··· INFORMATION SUPPLIED ···
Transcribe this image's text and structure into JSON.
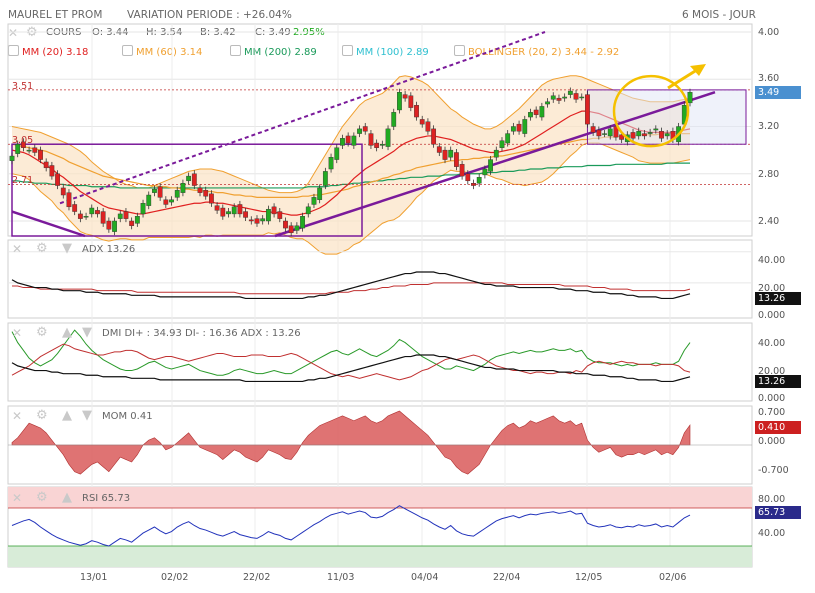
{
  "header": {
    "instrument": "MAUREL ET PROM",
    "variation": "VARIATION PERIODE : +26.04%",
    "period": "6 MOIS - JOUR",
    "cours_label": "COURS",
    "open": "O: 3.44",
    "high": "H: 3.54",
    "bid": "B: 3.42",
    "close": "C: 3.49",
    "change": "2.95%"
  },
  "legend": {
    "mm20": "MM (20)  3.18",
    "mm60": "MM (60)  3.14",
    "mm200": "MM (200)  2.89",
    "mm100": "MM (100)  2.89",
    "bollinger": "BOLLINGER (20, 2)  3.44 - 2.92"
  },
  "colors": {
    "up": "#22aa22",
    "down": "#dd2222",
    "mm20": "#e02020",
    "mm60": "#f0a030",
    "mm200": "#1a9a5a",
    "mm100": "#30c0d0",
    "bollinger": "#f0a030",
    "trend": "#7a1a9a",
    "highlight": "#f5c000",
    "price_tag": "#4a90d0",
    "ind_tag": "#111111",
    "mom_tag": "#cc2020",
    "rsi_tag": "#2a2a8a"
  },
  "price_levels": {
    "l351": "3.51",
    "l305": "3.05",
    "l271": "2.71"
  },
  "price_axis": [
    "4.00",
    "3.60",
    "3.20",
    "2.80",
    "2.40"
  ],
  "price_tag": "3.49",
  "x_dates": [
    "13/01",
    "02/02",
    "22/02",
    "11/03",
    "04/04",
    "22/04",
    "12/05",
    "02/06"
  ],
  "adx_panel": {
    "title": "ADX  13.26",
    "axis": [
      "40.00",
      "20.00",
      "0.000"
    ],
    "tag": "13.26"
  },
  "dmi_panel": {
    "title": "DMI  DI+ : 34.93  DI- : 16.36  ADX : 13.26",
    "axis": [
      "40.00",
      "20.00",
      "0.000"
    ],
    "tag": "13.26"
  },
  "mom_panel": {
    "title": "MOM  0.41",
    "axis": [
      "0.700",
      "0.000",
      "-0.700"
    ],
    "tag": "0.410"
  },
  "rsi_panel": {
    "title": "RSI  65.73",
    "axis": [
      "80.00",
      "40.00"
    ],
    "tag": "65.73"
  },
  "chart_data": {
    "type": "candlestick",
    "title": "MAUREL ET PROM",
    "period": "6 MOIS - JOUR",
    "ylim": [
      2.25,
      4.05
    ],
    "closes": [
      2.95,
      3.05,
      3.02,
      3.0,
      2.98,
      2.92,
      2.85,
      2.78,
      2.7,
      2.62,
      2.52,
      2.48,
      2.42,
      2.44,
      2.51,
      2.46,
      2.38,
      2.33,
      2.4,
      2.46,
      2.42,
      2.36,
      2.44,
      2.55,
      2.62,
      2.67,
      2.6,
      2.54,
      2.58,
      2.66,
      2.72,
      2.78,
      2.7,
      2.64,
      2.61,
      2.55,
      2.49,
      2.44,
      2.48,
      2.52,
      2.46,
      2.43,
      2.4,
      2.38,
      2.42,
      2.5,
      2.46,
      2.42,
      2.34,
      2.3,
      2.36,
      2.44,
      2.52,
      2.6,
      2.68,
      2.82,
      2.94,
      3.02,
      3.1,
      3.06,
      3.12,
      3.18,
      3.16,
      3.04,
      3.02,
      3.05,
      3.18,
      3.32,
      3.49,
      3.44,
      3.36,
      3.28,
      3.22,
      3.16,
      3.05,
      2.98,
      2.92,
      3.0,
      2.86,
      2.78,
      2.74,
      2.7,
      2.77,
      2.84,
      2.92,
      3.0,
      3.08,
      3.14,
      3.2,
      3.16,
      3.26,
      3.32,
      3.3,
      3.37,
      3.41,
      3.46,
      3.42,
      3.45,
      3.5,
      3.43,
      3.45,
      3.22,
      3.15,
      3.12,
      3.14,
      3.18,
      3.11,
      3.09,
      3.13,
      3.1,
      3.16,
      3.12,
      3.15,
      3.18,
      3.1,
      3.14,
      3.09,
      3.2,
      3.38,
      3.49
    ],
    "mm20": [
      3.0,
      2.99,
      2.98,
      2.96,
      2.93,
      2.9,
      2.87,
      2.84,
      2.8,
      2.77,
      2.73,
      2.69,
      2.65,
      2.62,
      2.59,
      2.56,
      2.53,
      2.51,
      2.5,
      2.49,
      2.48,
      2.47,
      2.46,
      2.46,
      2.47,
      2.48,
      2.49,
      2.5,
      2.51,
      2.52,
      2.53,
      2.54,
      2.55,
      2.55,
      2.56,
      2.56,
      2.55,
      2.55,
      2.54,
      2.53,
      2.52,
      2.51,
      2.5,
      2.49,
      2.48,
      2.48,
      2.47,
      2.47,
      2.46,
      2.45,
      2.45,
      2.46,
      2.47,
      2.49,
      2.51,
      2.54,
      2.58,
      2.62,
      2.67,
      2.71,
      2.76,
      2.8,
      2.84,
      2.87,
      2.9,
      2.93,
      2.96,
      2.99,
      3.03,
      3.06,
      3.08,
      3.1,
      3.11,
      3.12,
      3.12,
      3.11,
      3.1,
      3.09,
      3.07,
      3.05,
      3.03,
      3.01,
      3.0,
      2.99,
      2.98,
      2.98,
      2.99,
      3.0,
      3.01,
      3.03,
      3.05,
      3.08,
      3.11,
      3.14,
      3.17,
      3.2,
      3.23,
      3.26,
      3.29,
      3.31,
      3.33,
      3.33,
      3.32,
      3.31,
      3.29,
      3.27,
      3.25,
      3.23,
      3.21,
      3.19,
      3.17,
      3.16,
      3.15,
      3.15,
      3.15,
      3.15,
      3.15,
      3.16,
      3.17,
      3.18
    ],
    "mm60": [
      3.05,
      3.04,
      3.03,
      3.02,
      3.01,
      3.0,
      2.99,
      2.97,
      2.95,
      2.93,
      2.9,
      2.88,
      2.86,
      2.84,
      2.82,
      2.8,
      2.78,
      2.77,
      2.76,
      2.75,
      2.74,
      2.73,
      2.72,
      2.71,
      2.7,
      2.7,
      2.69,
      2.69,
      2.68,
      2.68,
      2.67,
      2.67,
      2.66,
      2.66,
      2.65,
      2.65,
      2.64,
      2.64,
      2.63,
      2.62,
      2.62,
      2.61,
      2.61,
      2.6,
      2.6,
      2.6,
      2.6,
      2.6,
      2.6,
      2.6,
      2.6,
      2.61,
      2.61,
      2.62,
      2.62,
      2.63,
      2.64,
      2.65,
      2.66,
      2.67,
      2.69,
      2.7,
      2.71,
      2.73,
      2.74,
      2.76,
      2.77,
      2.79,
      2.8,
      2.82,
      2.83,
      2.85,
      2.86,
      2.87,
      2.88,
      2.89,
      2.9,
      2.91,
      2.91,
      2.92,
      2.92,
      2.93,
      2.93,
      2.94,
      2.94,
      2.95,
      2.95,
      2.96,
      2.97,
      2.98,
      2.99,
      3.0,
      3.01,
      3.02,
      3.03,
      3.04,
      3.05,
      3.06,
      3.07,
      3.08,
      3.09,
      3.09,
      3.1,
      3.1,
      3.11,
      3.11,
      3.11,
      3.12,
      3.12,
      3.12,
      3.13,
      3.13,
      3.13,
      3.13,
      3.14,
      3.14,
      3.14,
      3.14,
      3.14,
      3.14
    ],
    "mm200": [
      2.74,
      2.74,
      2.73,
      2.73,
      2.72,
      2.72,
      2.72,
      2.71,
      2.71,
      2.71,
      2.7,
      2.7,
      2.7,
      2.7,
      2.69,
      2.69,
      2.69,
      2.69,
      2.69,
      2.68,
      2.68,
      2.68,
      2.68,
      2.68,
      2.68,
      2.68,
      2.68,
      2.68,
      2.68,
      2.68,
      2.68,
      2.68,
      2.68,
      2.68,
      2.68,
      2.68,
      2.68,
      2.68,
      2.68,
      2.68,
      2.68,
      2.68,
      2.68,
      2.68,
      2.68,
      2.68,
      2.68,
      2.68,
      2.68,
      2.68,
      2.68,
      2.68,
      2.69,
      2.69,
      2.69,
      2.69,
      2.7,
      2.7,
      2.71,
      2.71,
      2.72,
      2.72,
      2.73,
      2.73,
      2.74,
      2.74,
      2.75,
      2.75,
      2.76,
      2.76,
      2.77,
      2.77,
      2.77,
      2.78,
      2.78,
      2.78,
      2.79,
      2.79,
      2.79,
      2.8,
      2.8,
      2.8,
      2.8,
      2.81,
      2.81,
      2.81,
      2.82,
      2.82,
      2.82,
      2.83,
      2.83,
      2.84,
      2.84,
      2.84,
      2.85,
      2.85,
      2.85,
      2.86,
      2.86,
      2.86,
      2.86,
      2.87,
      2.87,
      2.87,
      2.87,
      2.87,
      2.88,
      2.88,
      2.88,
      2.88,
      2.88,
      2.88,
      2.88,
      2.88,
      2.88,
      2.89,
      2.89,
      2.89,
      2.89,
      2.89
    ],
    "boll_upper": [
      3.2,
      3.19,
      3.18,
      3.17,
      3.16,
      3.15,
      3.13,
      3.11,
      3.09,
      3.07,
      3.05,
      3.02,
      2.99,
      2.95,
      2.9,
      2.86,
      2.82,
      2.79,
      2.76,
      2.73,
      2.71,
      2.7,
      2.68,
      2.68,
      2.68,
      2.7,
      2.72,
      2.74,
      2.76,
      2.78,
      2.8,
      2.82,
      2.83,
      2.84,
      2.84,
      2.84,
      2.83,
      2.82,
      2.8,
      2.78,
      2.76,
      2.74,
      2.72,
      2.7,
      2.68,
      2.66,
      2.65,
      2.64,
      2.64,
      2.64,
      2.65,
      2.67,
      2.72,
      2.8,
      2.88,
      2.96,
      3.04,
      3.12,
      3.2,
      3.26,
      3.32,
      3.38,
      3.42,
      3.44,
      3.46,
      3.48,
      3.52,
      3.57,
      3.62,
      3.63,
      3.62,
      3.6,
      3.58,
      3.55,
      3.5,
      3.45,
      3.4,
      3.35,
      3.32,
      3.28,
      3.25,
      3.22,
      3.2,
      3.18,
      3.18,
      3.2,
      3.23,
      3.27,
      3.31,
      3.35,
      3.4,
      3.45,
      3.5,
      3.55,
      3.58,
      3.6,
      3.61,
      3.62,
      3.63,
      3.63,
      3.62,
      3.6,
      3.58,
      3.56,
      3.54,
      3.52,
      3.5,
      3.48,
      3.46,
      3.44,
      3.43,
      3.42,
      3.41,
      3.41,
      3.41,
      3.41,
      3.41,
      3.42,
      3.43,
      3.44
    ],
    "boll_lower": [
      2.8,
      2.79,
      2.78,
      2.75,
      2.7,
      2.65,
      2.61,
      2.57,
      2.51,
      2.47,
      2.41,
      2.36,
      2.31,
      2.29,
      2.28,
      2.26,
      2.24,
      2.23,
      2.24,
      2.25,
      2.25,
      2.24,
      2.24,
      2.24,
      2.26,
      2.26,
      2.26,
      2.26,
      2.26,
      2.26,
      2.26,
      2.26,
      2.27,
      2.26,
      2.28,
      2.28,
      2.27,
      2.28,
      2.28,
      2.28,
      2.28,
      2.28,
      2.28,
      2.28,
      2.28,
      2.3,
      2.29,
      2.3,
      2.28,
      2.26,
      2.25,
      2.25,
      2.22,
      2.18,
      2.14,
      2.12,
      2.12,
      2.12,
      2.14,
      2.16,
      2.2,
      2.22,
      2.26,
      2.3,
      2.34,
      2.38,
      2.4,
      2.41,
      2.44,
      2.49,
      2.54,
      2.6,
      2.64,
      2.69,
      2.74,
      2.77,
      2.8,
      2.83,
      2.82,
      2.82,
      2.81,
      2.8,
      2.8,
      2.8,
      2.78,
      2.76,
      2.75,
      2.73,
      2.71,
      2.71,
      2.7,
      2.71,
      2.72,
      2.73,
      2.76,
      2.8,
      2.85,
      2.9,
      2.95,
      2.99,
      3.04,
      3.06,
      3.06,
      3.06,
      3.04,
      3.02,
      3.0,
      2.98,
      2.96,
      2.94,
      2.91,
      2.9,
      2.89,
      2.89,
      2.89,
      2.89,
      2.89,
      2.9,
      2.91,
      2.92
    ],
    "adx": [
      22,
      20,
      19,
      18,
      17,
      17,
      17,
      16,
      16,
      15,
      15,
      15,
      15,
      14,
      14,
      14,
      13,
      13,
      13,
      13,
      13,
      12,
      12,
      12,
      12,
      12,
      11,
      11,
      11,
      11,
      11,
      11,
      11,
      11,
      11,
      11,
      11,
      11,
      11,
      11,
      11,
      10,
      10,
      10,
      10,
      10,
      10,
      10,
      10,
      10,
      10,
      10,
      11,
      11,
      12,
      12,
      13,
      14,
      15,
      16,
      17,
      18,
      19,
      20,
      21,
      22,
      23,
      24,
      25,
      26,
      26,
      27,
      27,
      27,
      27,
      26,
      26,
      25,
      24,
      23,
      22,
      21,
      20,
      19,
      19,
      18,
      18,
      18,
      18,
      17,
      17,
      17,
      17,
      17,
      17,
      17,
      16,
      16,
      16,
      15,
      15,
      15,
      14,
      14,
      14,
      13,
      13,
      13,
      12,
      12,
      11,
      11,
      11,
      11,
      10,
      10,
      10,
      11,
      12,
      13
    ],
    "adxr": [
      18,
      18,
      17,
      17,
      17,
      16,
      16,
      16,
      16,
      16,
      16,
      16,
      16,
      16,
      16,
      15,
      15,
      15,
      15,
      15,
      15,
      15,
      14,
      14,
      14,
      14,
      14,
      14,
      14,
      14,
      14,
      14,
      14,
      14,
      14,
      14,
      14,
      14,
      14,
      14,
      13,
      13,
      13,
      13,
      13,
      13,
      13,
      13,
      13,
      13,
      13,
      13,
      13,
      13,
      13,
      13,
      14,
      14,
      14,
      14,
      15,
      15,
      15,
      16,
      16,
      17,
      17,
      18,
      18,
      18,
      19,
      19,
      19,
      19,
      20,
      20,
      20,
      20,
      20,
      20,
      20,
      20,
      20,
      20,
      20,
      20,
      20,
      19,
      19,
      19,
      19,
      19,
      19,
      19,
      19,
      19,
      19,
      18,
      18,
      18,
      18,
      18,
      17,
      17,
      17,
      16,
      16,
      16,
      16,
      15,
      15,
      15,
      15,
      15,
      15,
      15,
      15,
      15,
      15,
      16
    ],
    "di_plus": [
      42,
      35,
      30,
      25,
      22,
      20,
      22,
      24,
      28,
      33,
      38,
      43,
      39,
      34,
      30,
      27,
      24,
      22,
      20,
      18,
      17,
      17,
      18,
      20,
      22,
      23,
      21,
      19,
      18,
      19,
      20,
      21,
      19,
      17,
      16,
      15,
      14,
      14,
      15,
      17,
      18,
      17,
      16,
      15,
      15,
      16,
      17,
      16,
      15,
      15,
      17,
      19,
      21,
      23,
      25,
      27,
      29,
      30,
      28,
      27,
      29,
      31,
      29,
      27,
      26,
      28,
      30,
      33,
      37,
      35,
      32,
      29,
      26,
      24,
      22,
      20,
      18,
      18,
      20,
      19,
      18,
      17,
      19,
      21,
      24,
      26,
      27,
      28,
      29,
      28,
      29,
      30,
      29,
      29,
      30,
      31,
      30,
      30,
      31,
      29,
      30,
      25,
      23,
      22,
      22,
      22,
      21,
      20,
      21,
      20,
      21,
      21,
      21,
      22,
      21,
      21,
      21,
      23,
      30,
      35
    ],
    "di_minus": [
      14,
      16,
      18,
      20,
      23,
      26,
      28,
      30,
      32,
      34,
      33,
      31,
      30,
      29,
      28,
      27,
      27,
      28,
      29,
      29,
      30,
      30,
      29,
      27,
      25,
      24,
      25,
      26,
      26,
      25,
      24,
      23,
      24,
      25,
      26,
      27,
      28,
      28,
      27,
      26,
      26,
      26,
      27,
      27,
      27,
      26,
      26,
      26,
      27,
      28,
      27,
      25,
      23,
      21,
      19,
      17,
      15,
      14,
      13,
      14,
      13,
      12,
      13,
      14,
      15,
      14,
      13,
      12,
      11,
      12,
      13,
      15,
      17,
      18,
      20,
      22,
      24,
      25,
      24,
      25,
      26,
      27,
      26,
      24,
      22,
      20,
      19,
      18,
      17,
      17,
      16,
      15,
      16,
      16,
      15,
      15,
      16,
      16,
      15,
      17,
      16,
      20,
      22,
      23,
      22,
      21,
      22,
      23,
      22,
      22,
      21,
      21,
      21,
      20,
      21,
      21,
      21,
      20,
      17,
      16
    ],
    "mom": [
      0.05,
      0.15,
      0.3,
      0.45,
      0.4,
      0.35,
      0.25,
      0.1,
      -0.05,
      -0.2,
      -0.4,
      -0.55,
      -0.6,
      -0.5,
      -0.4,
      -0.35,
      -0.45,
      -0.55,
      -0.4,
      -0.25,
      -0.3,
      -0.35,
      -0.2,
      0.0,
      0.1,
      0.15,
      0.05,
      -0.1,
      -0.05,
      0.05,
      0.15,
      0.25,
      0.1,
      -0.05,
      -0.1,
      -0.15,
      -0.2,
      -0.3,
      -0.2,
      -0.1,
      -0.15,
      -0.25,
      -0.3,
      -0.35,
      -0.25,
      -0.1,
      -0.15,
      -0.2,
      -0.28,
      -0.3,
      -0.15,
      0.05,
      0.2,
      0.3,
      0.4,
      0.45,
      0.5,
      0.55,
      0.6,
      0.55,
      0.5,
      0.55,
      0.6,
      0.5,
      0.45,
      0.5,
      0.6,
      0.65,
      0.7,
      0.6,
      0.5,
      0.4,
      0.3,
      0.2,
      0.05,
      -0.1,
      -0.25,
      -0.3,
      -0.45,
      -0.55,
      -0.6,
      -0.5,
      -0.4,
      -0.2,
      0.0,
      0.15,
      0.3,
      0.4,
      0.45,
      0.35,
      0.4,
      0.5,
      0.45,
      0.5,
      0.55,
      0.6,
      0.5,
      0.45,
      0.5,
      0.4,
      0.45,
      0.1,
      -0.05,
      -0.15,
      -0.1,
      -0.05,
      -0.2,
      -0.25,
      -0.2,
      -0.2,
      -0.15,
      -0.2,
      -0.15,
      -0.1,
      -0.2,
      -0.15,
      -0.2,
      -0.05,
      0.25,
      0.41
    ],
    "rsi": [
      52,
      55,
      58,
      60,
      56,
      50,
      45,
      40,
      36,
      33,
      30,
      28,
      26,
      28,
      32,
      30,
      27,
      25,
      30,
      35,
      33,
      30,
      36,
      42,
      46,
      50,
      45,
      41,
      44,
      50,
      54,
      57,
      52,
      48,
      46,
      43,
      40,
      38,
      41,
      44,
      40,
      38,
      36,
      35,
      39,
      44,
      41,
      39,
      35,
      33,
      38,
      43,
      48,
      53,
      57,
      62,
      66,
      68,
      70,
      67,
      69,
      71,
      69,
      63,
      62,
      64,
      69,
      73,
      78,
      74,
      70,
      66,
      62,
      59,
      54,
      50,
      47,
      52,
      45,
      41,
      39,
      38,
      43,
      48,
      53,
      58,
      61,
      63,
      65,
      62,
      65,
      67,
      66,
      68,
      69,
      70,
      68,
      69,
      71,
      67,
      68,
      55,
      52,
      50,
      51,
      53,
      50,
      49,
      51,
      50,
      53,
      51,
      52,
      54,
      50,
      52,
      50,
      56,
      62,
      65.73
    ],
    "x_dates": [
      "13/01",
      "02/02",
      "22/02",
      "11/03",
      "04/04",
      "22/04",
      "12/05",
      "02/06"
    ],
    "series_shown": [
      "COURS",
      "MM (20)",
      "MM (60)",
      "MM (200)",
      "MM (100)",
      "BOLLINGER (20, 2)"
    ]
  }
}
···
DIRECTIVE = Search the lines for the word "MAUREL" and report how many contain it, by number only.

SOLUTION TO THIS PROBLEM = 2